- REQUEST: Report the total number of lines that include the string "type", without any other text.

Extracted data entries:
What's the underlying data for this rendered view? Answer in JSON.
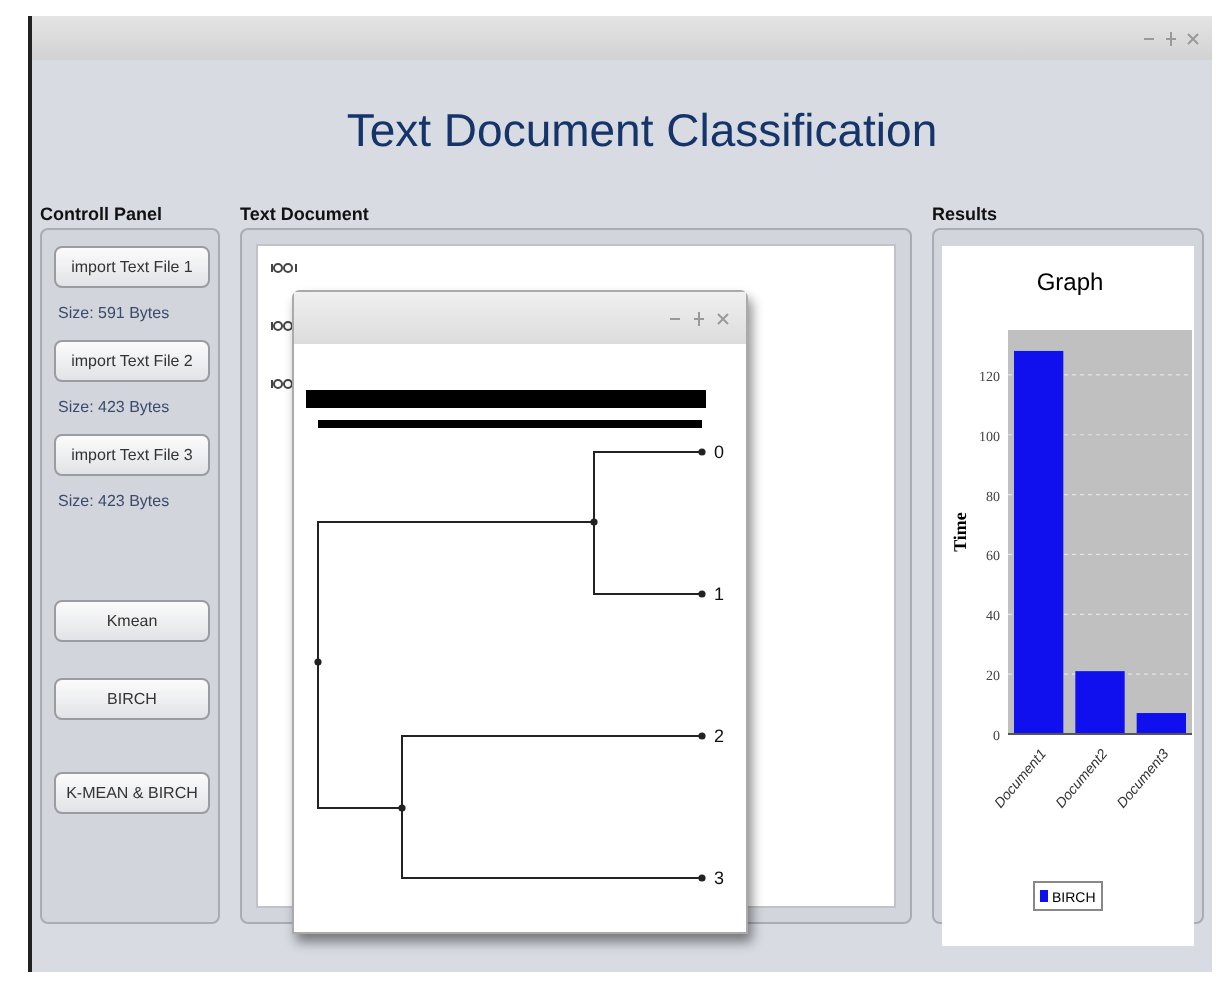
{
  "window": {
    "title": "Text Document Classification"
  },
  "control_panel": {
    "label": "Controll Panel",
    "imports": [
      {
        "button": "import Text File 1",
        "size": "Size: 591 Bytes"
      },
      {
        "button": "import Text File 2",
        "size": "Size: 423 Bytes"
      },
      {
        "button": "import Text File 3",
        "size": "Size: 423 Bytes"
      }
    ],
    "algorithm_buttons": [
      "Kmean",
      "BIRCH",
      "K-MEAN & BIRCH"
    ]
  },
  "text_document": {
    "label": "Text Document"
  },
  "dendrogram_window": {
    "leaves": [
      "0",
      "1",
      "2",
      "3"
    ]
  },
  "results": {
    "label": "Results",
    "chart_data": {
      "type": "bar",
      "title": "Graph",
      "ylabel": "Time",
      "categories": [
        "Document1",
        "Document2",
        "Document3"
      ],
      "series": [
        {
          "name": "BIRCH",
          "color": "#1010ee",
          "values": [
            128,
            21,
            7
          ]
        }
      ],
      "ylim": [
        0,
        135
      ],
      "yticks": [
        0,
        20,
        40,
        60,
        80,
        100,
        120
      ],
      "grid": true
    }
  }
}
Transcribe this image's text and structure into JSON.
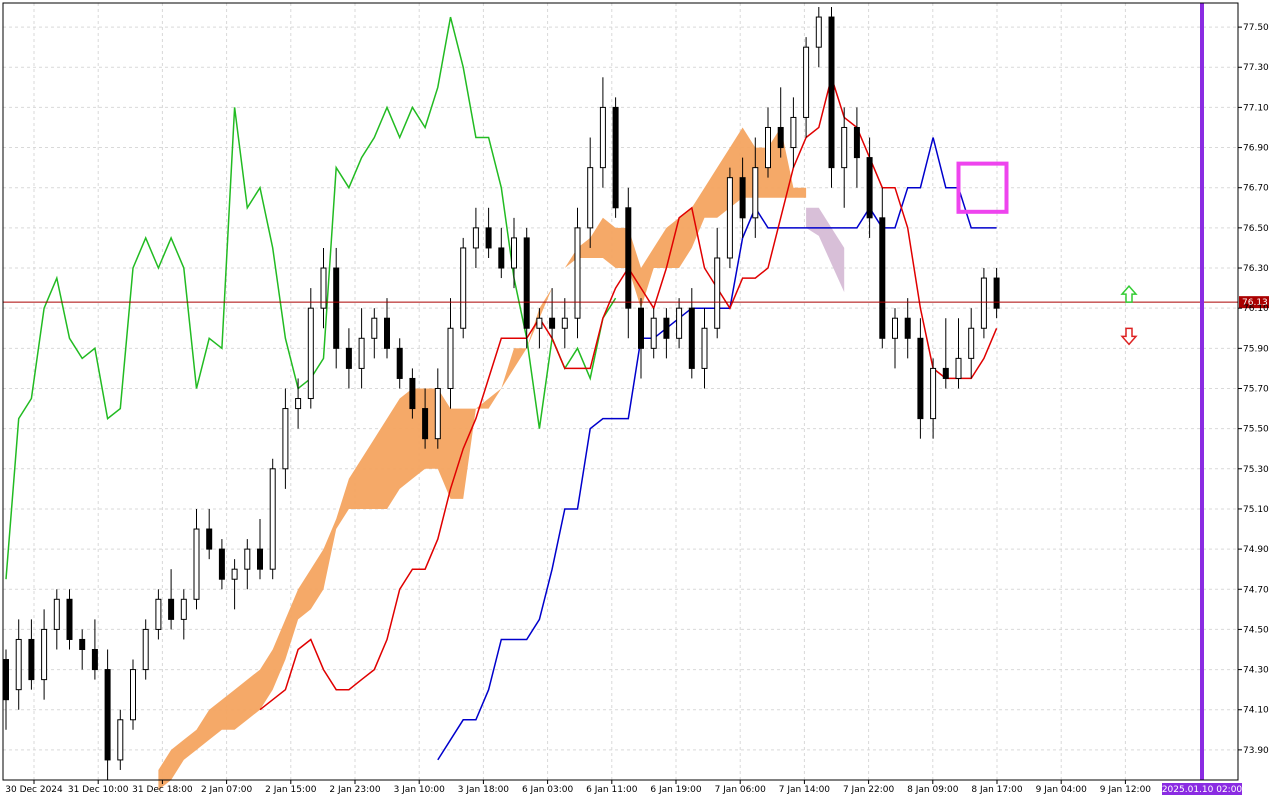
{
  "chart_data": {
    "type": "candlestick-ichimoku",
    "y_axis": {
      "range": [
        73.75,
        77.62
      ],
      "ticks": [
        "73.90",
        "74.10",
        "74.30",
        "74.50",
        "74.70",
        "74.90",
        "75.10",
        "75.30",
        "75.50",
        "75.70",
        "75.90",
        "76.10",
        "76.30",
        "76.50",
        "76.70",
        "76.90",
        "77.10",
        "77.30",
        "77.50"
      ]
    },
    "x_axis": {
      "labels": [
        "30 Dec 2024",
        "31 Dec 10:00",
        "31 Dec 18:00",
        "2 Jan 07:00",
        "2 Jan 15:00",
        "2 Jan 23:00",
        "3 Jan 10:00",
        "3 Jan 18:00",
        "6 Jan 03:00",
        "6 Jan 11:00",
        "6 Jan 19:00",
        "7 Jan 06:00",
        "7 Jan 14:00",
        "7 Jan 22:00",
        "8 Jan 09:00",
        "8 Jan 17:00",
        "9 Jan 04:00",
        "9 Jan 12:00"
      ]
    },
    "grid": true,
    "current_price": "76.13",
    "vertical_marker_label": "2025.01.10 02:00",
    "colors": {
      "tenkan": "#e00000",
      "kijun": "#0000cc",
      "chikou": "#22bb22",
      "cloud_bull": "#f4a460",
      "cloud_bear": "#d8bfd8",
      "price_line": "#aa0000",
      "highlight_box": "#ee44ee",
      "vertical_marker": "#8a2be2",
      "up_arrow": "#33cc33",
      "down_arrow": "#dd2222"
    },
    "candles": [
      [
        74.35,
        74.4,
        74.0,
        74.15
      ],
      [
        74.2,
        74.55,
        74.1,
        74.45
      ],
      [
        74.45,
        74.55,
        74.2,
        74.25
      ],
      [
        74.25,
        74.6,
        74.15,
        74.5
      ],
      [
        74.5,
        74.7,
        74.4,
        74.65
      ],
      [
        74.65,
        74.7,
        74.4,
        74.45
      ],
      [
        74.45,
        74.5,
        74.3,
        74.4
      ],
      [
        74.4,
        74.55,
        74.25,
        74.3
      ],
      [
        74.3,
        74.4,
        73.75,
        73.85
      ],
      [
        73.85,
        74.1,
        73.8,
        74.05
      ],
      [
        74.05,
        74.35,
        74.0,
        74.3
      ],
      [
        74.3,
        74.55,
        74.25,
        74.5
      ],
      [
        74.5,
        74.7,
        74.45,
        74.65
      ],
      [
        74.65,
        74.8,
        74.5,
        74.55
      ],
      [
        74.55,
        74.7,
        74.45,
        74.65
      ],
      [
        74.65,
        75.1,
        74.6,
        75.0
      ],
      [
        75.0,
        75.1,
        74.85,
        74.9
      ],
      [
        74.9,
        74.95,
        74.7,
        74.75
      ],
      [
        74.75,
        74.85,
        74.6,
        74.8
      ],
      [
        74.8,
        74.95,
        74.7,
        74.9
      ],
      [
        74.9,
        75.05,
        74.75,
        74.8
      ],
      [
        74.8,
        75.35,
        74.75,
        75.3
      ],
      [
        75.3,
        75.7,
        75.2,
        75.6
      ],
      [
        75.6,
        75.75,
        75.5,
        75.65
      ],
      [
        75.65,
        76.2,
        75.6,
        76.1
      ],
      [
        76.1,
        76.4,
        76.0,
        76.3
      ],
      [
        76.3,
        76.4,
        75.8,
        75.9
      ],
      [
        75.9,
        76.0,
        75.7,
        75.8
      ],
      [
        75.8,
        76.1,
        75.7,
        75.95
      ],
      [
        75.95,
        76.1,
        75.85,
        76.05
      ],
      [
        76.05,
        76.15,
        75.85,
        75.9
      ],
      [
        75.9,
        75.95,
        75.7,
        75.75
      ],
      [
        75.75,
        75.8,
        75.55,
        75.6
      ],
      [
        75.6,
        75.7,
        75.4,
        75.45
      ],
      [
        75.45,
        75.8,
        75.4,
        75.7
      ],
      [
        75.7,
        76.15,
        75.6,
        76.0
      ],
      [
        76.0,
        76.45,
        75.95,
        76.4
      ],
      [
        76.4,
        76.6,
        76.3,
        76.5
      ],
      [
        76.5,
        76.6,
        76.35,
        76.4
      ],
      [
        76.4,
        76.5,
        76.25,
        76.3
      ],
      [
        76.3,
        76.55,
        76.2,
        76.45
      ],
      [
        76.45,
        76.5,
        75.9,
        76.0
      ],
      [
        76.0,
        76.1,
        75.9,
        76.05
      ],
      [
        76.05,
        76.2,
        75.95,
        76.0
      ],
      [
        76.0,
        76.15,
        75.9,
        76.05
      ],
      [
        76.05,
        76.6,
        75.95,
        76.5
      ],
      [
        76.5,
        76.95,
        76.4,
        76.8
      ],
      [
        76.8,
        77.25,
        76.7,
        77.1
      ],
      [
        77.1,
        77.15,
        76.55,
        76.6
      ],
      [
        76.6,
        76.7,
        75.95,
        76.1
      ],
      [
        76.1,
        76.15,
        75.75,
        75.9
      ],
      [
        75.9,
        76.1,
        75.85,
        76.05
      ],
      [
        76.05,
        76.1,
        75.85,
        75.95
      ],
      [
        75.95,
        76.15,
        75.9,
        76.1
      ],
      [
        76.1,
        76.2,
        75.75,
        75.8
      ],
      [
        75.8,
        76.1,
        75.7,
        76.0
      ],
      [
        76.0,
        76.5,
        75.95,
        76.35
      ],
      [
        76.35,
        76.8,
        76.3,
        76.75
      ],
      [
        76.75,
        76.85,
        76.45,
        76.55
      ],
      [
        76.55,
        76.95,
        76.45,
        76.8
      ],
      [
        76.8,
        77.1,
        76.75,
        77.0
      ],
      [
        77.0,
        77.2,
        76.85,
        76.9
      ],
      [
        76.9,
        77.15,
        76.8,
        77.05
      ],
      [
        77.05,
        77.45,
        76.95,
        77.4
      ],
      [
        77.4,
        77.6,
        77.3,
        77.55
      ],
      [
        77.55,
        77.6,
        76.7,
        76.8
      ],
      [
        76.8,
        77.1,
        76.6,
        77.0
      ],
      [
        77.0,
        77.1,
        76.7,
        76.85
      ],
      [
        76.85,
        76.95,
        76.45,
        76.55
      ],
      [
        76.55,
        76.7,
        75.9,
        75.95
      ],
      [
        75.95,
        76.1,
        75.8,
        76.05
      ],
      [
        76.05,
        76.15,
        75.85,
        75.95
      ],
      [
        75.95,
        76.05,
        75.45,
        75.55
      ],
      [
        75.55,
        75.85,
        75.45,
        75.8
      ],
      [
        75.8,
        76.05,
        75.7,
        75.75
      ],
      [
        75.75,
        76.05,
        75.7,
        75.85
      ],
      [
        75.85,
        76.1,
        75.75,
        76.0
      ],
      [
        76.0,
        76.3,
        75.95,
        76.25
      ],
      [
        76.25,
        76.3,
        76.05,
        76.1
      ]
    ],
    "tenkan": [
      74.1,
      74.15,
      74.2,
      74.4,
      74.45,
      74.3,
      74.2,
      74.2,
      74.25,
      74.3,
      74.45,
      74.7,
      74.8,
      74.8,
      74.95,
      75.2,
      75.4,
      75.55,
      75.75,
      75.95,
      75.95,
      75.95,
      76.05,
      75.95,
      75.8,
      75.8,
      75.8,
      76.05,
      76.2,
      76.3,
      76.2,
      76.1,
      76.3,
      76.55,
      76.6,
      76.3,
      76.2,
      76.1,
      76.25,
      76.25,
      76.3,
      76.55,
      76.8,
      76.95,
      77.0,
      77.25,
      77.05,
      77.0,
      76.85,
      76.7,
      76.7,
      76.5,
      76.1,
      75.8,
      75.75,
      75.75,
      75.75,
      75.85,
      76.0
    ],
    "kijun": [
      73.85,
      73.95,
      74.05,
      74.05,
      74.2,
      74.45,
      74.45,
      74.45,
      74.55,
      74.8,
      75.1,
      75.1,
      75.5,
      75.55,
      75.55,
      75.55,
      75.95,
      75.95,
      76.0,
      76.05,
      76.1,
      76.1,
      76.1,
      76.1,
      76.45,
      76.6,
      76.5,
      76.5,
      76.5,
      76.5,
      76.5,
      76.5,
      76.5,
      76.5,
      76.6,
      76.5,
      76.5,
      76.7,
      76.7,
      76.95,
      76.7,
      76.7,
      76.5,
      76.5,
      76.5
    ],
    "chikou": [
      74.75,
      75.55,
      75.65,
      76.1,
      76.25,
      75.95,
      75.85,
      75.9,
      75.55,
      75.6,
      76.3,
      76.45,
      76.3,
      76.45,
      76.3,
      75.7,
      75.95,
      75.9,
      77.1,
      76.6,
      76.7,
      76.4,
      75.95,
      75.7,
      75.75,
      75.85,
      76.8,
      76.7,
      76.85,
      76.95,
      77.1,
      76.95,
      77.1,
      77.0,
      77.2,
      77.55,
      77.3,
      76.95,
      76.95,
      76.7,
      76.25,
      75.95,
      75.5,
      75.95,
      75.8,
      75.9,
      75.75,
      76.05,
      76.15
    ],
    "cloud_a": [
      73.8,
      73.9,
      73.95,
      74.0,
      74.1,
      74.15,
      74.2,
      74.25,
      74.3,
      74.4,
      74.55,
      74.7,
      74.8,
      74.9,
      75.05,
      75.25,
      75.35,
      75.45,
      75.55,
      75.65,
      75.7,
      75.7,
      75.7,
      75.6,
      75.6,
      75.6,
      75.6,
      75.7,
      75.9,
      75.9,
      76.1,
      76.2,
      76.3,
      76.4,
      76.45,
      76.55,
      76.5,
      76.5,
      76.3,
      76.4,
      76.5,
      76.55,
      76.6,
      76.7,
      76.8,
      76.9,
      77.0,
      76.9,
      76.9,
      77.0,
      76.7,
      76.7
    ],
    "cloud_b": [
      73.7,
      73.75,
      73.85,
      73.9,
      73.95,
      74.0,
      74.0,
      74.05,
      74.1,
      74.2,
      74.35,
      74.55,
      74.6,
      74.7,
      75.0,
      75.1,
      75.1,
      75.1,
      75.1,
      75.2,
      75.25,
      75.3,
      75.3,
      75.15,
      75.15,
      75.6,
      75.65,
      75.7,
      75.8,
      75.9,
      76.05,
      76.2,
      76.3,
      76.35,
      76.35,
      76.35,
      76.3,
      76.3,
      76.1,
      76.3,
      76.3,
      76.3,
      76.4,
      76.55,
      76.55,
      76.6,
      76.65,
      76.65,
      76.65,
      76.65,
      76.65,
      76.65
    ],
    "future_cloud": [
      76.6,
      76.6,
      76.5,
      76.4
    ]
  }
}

- ANSWER TO THIS PROBLEM: 2